> _Written request_: Take the entries below and print all of them exactly, please.

> _Source data_:
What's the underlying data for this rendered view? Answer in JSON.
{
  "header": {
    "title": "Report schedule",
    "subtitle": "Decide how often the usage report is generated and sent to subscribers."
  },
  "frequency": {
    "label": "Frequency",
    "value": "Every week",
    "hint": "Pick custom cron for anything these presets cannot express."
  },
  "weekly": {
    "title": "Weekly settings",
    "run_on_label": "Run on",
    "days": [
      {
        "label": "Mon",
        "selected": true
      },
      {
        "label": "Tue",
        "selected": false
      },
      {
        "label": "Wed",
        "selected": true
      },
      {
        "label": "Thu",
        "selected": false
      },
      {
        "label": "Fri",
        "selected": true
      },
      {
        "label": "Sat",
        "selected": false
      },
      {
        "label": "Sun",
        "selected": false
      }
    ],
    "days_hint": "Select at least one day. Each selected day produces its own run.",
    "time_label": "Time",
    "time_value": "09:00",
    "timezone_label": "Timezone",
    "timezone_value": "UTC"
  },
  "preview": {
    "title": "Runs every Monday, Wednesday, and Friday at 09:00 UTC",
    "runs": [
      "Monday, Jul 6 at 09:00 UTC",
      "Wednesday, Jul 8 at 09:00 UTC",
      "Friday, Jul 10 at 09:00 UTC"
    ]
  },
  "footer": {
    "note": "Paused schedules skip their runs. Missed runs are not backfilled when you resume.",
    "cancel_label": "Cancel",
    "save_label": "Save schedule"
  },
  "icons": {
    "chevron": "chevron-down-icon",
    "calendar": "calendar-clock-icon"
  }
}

> _Exercise answer_:
What's the underlying data for this rendered view? Answer in JSON.
{
  "header": {
    "title": "Report schedule",
    "subtitle": "Decide how often the usage report is generated and sent to subscribers."
  },
  "frequency": {
    "label": "Frequency",
    "value": "Every week",
    "hint": "Pick custom cron for anything these presets cannot express."
  },
  "weekly": {
    "title": "Weekly settings",
    "run_on_label": "Run on",
    "days": [
      {
        "label": "Mon",
        "selected": true
      },
      {
        "label": "Tue",
        "selected": false
      },
      {
        "label": "Wed",
        "selected": true
      },
      {
        "label": "Thu",
        "selected": false
      },
      {
        "label": "Fri",
        "selected": true
      },
      {
        "label": "Sat",
        "selected": false
      },
      {
        "label": "Sun",
        "selected": false
      }
    ],
    "days_hint": "Select at least one day. Each selected day produces its own run.",
    "time_label": "Time",
    "time_value": "09:00",
    "timezone_label": "Timezone",
    "timezone_value": "UTC"
  },
  "preview": {
    "title": "Runs every Monday, Wednesday, and Friday at 09:00 UTC",
    "runs": [
      "Monday, Jul 6 at 09:00 UTC",
      "Wednesday, Jul 8 at 09:00 UTC",
      "Friday, Jul 10 at 09:00 UTC"
    ]
  },
  "footer": {
    "note": "Paused schedules skip their runs. Missed runs are not backfilled when you resume.",
    "cancel_label": "Cancel",
    "save_label": "Save schedule"
  },
  "icons": {
    "chevron": "chevron-down-icon",
    "calendar": "calendar-clock-icon"
  }
}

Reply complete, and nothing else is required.